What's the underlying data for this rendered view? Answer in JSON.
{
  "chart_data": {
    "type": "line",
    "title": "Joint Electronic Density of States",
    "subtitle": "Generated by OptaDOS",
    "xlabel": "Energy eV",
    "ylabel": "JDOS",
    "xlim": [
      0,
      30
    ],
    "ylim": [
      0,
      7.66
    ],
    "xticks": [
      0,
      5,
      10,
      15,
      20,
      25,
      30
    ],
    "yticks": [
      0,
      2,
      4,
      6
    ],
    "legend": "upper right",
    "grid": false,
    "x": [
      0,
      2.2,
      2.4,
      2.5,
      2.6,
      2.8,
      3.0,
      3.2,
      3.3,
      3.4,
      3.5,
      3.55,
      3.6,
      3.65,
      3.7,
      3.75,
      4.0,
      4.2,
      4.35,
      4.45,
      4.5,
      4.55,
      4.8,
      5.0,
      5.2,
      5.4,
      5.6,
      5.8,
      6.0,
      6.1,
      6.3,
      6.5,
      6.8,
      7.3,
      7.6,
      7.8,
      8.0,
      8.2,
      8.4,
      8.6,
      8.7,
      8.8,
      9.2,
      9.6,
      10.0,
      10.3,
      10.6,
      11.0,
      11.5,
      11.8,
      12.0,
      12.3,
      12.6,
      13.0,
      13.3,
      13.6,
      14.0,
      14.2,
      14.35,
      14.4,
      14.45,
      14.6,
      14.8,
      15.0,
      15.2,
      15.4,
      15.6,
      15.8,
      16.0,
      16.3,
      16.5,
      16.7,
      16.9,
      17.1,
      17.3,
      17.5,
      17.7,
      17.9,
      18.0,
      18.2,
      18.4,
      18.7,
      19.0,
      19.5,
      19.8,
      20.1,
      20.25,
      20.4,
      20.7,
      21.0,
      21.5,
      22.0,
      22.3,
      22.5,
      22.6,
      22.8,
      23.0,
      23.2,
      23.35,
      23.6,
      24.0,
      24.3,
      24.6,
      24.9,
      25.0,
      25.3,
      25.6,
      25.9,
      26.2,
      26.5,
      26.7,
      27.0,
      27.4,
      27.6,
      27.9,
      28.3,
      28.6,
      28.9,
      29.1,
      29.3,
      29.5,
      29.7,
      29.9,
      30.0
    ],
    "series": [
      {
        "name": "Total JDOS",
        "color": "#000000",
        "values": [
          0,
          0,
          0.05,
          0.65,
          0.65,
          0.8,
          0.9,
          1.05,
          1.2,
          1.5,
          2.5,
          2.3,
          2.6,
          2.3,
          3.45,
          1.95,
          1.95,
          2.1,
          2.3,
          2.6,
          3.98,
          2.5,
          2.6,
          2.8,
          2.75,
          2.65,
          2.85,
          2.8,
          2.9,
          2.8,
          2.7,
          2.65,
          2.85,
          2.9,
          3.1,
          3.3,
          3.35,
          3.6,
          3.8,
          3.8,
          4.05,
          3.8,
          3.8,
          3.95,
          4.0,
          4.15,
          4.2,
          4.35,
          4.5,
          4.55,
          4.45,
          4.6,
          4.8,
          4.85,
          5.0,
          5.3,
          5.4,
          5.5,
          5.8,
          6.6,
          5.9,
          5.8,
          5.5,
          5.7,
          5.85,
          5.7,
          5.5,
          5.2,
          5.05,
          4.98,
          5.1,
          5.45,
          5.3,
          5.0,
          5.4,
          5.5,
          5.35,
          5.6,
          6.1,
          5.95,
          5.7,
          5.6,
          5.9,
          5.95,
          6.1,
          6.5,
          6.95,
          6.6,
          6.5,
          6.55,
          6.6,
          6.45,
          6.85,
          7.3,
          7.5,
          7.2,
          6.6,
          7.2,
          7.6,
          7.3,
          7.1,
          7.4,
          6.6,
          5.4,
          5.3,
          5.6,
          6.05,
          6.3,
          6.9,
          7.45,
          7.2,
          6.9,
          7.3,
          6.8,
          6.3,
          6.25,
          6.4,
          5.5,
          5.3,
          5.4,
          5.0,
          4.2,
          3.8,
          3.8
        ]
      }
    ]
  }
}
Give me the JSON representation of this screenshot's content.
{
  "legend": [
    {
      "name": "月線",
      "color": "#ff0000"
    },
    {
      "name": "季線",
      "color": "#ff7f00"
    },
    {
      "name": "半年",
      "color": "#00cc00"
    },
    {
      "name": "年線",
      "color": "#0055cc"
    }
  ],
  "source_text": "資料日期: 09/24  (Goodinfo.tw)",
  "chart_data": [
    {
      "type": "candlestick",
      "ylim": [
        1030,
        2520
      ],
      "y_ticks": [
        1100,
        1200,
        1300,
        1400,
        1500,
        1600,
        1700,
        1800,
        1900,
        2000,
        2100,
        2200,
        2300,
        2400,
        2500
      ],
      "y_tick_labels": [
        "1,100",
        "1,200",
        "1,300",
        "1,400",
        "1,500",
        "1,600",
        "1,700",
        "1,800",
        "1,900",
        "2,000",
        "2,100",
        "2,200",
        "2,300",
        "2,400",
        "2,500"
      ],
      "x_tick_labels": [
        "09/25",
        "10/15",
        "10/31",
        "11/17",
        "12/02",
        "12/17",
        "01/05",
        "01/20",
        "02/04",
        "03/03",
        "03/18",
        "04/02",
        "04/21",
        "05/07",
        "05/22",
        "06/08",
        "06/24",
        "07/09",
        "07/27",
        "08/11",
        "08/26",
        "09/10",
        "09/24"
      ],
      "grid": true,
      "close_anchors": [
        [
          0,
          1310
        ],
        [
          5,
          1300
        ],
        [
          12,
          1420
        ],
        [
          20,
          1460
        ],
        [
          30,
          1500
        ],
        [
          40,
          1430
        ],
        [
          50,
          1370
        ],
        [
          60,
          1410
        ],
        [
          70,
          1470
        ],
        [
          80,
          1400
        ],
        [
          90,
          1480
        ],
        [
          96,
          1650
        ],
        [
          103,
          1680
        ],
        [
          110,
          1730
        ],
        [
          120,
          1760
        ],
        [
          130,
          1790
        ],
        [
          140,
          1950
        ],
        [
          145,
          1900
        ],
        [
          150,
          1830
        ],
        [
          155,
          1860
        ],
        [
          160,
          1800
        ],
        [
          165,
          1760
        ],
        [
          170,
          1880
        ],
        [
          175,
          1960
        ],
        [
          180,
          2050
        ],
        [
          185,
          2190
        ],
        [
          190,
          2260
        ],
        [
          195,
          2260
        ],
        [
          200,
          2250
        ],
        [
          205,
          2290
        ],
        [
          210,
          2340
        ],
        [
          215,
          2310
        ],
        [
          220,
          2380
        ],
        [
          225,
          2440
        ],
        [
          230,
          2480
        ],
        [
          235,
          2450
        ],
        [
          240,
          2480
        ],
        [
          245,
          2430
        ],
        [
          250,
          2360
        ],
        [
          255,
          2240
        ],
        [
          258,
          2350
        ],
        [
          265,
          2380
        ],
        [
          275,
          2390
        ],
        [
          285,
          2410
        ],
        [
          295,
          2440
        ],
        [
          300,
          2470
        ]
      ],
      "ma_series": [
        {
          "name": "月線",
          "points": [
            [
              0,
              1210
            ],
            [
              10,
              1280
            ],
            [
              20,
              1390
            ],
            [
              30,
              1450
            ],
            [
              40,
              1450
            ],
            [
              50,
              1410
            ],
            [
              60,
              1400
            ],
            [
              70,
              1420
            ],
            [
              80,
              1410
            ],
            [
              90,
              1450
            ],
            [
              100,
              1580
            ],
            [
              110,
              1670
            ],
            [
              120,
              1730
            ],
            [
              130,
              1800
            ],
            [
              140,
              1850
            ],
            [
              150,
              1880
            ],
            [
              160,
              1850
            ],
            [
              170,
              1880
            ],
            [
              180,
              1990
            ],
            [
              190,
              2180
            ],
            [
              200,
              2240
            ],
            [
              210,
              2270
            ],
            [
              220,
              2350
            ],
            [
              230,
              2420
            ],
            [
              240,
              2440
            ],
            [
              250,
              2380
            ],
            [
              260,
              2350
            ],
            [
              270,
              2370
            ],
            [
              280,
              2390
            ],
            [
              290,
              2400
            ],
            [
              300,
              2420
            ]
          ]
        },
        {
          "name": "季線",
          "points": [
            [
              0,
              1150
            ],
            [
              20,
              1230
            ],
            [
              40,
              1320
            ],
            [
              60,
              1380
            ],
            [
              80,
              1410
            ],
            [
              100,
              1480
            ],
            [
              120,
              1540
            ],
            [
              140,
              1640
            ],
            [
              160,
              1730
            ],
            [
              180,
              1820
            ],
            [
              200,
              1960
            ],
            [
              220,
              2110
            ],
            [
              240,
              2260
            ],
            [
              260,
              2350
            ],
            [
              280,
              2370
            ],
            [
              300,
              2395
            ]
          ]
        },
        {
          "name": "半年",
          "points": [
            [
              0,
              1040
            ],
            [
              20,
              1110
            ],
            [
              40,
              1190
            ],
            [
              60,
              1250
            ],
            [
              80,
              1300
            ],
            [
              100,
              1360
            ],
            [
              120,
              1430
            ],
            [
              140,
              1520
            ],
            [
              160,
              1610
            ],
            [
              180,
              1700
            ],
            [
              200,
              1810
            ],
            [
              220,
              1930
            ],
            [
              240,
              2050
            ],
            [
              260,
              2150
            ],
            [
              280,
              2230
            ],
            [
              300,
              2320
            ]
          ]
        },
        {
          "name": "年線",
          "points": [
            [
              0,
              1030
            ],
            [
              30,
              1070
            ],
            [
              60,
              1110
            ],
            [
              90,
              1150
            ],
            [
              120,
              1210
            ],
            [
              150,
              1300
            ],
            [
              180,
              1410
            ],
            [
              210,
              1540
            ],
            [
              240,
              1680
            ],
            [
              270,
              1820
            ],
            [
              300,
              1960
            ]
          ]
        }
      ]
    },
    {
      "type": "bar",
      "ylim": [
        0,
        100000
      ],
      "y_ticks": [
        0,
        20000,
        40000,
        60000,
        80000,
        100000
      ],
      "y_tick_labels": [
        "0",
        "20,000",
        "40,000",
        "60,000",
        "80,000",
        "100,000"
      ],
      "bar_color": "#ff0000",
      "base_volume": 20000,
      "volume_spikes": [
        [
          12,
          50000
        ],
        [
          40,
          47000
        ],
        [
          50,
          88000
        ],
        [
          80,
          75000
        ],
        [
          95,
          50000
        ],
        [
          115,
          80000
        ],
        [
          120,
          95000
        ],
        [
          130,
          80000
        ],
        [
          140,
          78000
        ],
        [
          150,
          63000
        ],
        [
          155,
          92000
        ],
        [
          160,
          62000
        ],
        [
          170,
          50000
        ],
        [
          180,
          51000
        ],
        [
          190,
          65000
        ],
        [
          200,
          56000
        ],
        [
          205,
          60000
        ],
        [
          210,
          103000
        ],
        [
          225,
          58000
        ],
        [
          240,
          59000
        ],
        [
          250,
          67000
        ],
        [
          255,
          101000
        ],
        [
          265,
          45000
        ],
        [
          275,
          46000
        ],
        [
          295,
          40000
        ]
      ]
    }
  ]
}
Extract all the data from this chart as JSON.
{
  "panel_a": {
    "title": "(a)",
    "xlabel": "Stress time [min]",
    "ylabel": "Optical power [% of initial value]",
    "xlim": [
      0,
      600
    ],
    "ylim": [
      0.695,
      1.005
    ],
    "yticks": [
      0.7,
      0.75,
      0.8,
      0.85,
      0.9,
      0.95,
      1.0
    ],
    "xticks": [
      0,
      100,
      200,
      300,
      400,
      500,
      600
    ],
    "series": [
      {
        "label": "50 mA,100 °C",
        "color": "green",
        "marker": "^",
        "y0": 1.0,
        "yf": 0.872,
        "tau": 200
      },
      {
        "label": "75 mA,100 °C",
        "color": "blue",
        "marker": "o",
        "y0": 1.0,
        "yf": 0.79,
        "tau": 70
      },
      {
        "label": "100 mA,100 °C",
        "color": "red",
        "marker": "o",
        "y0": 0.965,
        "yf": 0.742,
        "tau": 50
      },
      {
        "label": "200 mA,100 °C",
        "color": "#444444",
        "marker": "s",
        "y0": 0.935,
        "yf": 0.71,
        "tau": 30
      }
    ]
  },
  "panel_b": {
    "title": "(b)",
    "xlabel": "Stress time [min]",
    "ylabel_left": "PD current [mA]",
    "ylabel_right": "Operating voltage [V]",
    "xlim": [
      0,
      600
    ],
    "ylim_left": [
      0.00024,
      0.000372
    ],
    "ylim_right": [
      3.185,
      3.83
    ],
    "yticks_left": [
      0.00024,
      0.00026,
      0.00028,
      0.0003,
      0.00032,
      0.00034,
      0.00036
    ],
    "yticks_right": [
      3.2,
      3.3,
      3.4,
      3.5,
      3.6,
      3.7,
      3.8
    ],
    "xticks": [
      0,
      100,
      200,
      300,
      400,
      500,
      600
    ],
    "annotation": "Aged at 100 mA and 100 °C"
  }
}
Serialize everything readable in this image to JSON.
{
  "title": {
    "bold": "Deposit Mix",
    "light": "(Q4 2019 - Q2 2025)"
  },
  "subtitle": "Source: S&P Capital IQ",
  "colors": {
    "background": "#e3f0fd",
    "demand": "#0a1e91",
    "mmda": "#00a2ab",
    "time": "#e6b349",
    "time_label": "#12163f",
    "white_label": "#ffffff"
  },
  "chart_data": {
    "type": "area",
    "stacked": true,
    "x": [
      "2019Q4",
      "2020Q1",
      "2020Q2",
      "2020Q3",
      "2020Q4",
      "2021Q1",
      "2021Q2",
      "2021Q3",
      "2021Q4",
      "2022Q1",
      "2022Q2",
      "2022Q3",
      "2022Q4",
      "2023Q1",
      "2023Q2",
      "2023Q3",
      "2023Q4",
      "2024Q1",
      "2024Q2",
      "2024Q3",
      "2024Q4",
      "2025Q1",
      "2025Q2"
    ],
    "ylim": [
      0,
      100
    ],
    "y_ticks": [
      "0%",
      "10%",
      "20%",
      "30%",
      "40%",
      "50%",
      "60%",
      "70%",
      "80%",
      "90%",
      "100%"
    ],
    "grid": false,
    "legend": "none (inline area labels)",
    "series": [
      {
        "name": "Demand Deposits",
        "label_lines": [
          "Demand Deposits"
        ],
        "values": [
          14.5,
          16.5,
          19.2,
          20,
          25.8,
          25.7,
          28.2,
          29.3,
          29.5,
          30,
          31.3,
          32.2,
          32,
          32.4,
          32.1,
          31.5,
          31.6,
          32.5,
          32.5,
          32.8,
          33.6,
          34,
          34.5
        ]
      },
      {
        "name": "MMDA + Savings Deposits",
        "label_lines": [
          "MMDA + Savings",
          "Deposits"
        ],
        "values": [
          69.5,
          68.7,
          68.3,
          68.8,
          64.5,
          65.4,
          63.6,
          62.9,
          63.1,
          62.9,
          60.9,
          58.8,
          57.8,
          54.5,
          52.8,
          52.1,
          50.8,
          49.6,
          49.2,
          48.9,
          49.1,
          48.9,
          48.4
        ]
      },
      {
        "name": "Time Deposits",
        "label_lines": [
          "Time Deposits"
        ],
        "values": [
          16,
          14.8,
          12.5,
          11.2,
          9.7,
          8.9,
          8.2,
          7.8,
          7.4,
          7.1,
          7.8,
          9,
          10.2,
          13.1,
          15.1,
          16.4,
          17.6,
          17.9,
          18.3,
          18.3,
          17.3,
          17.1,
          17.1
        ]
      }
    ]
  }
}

### Written request
Pick out each line that holds the string "legend".

### Written response
    "legend": "upper right",
  "legend": [
    "legend": "none (inline area labels)",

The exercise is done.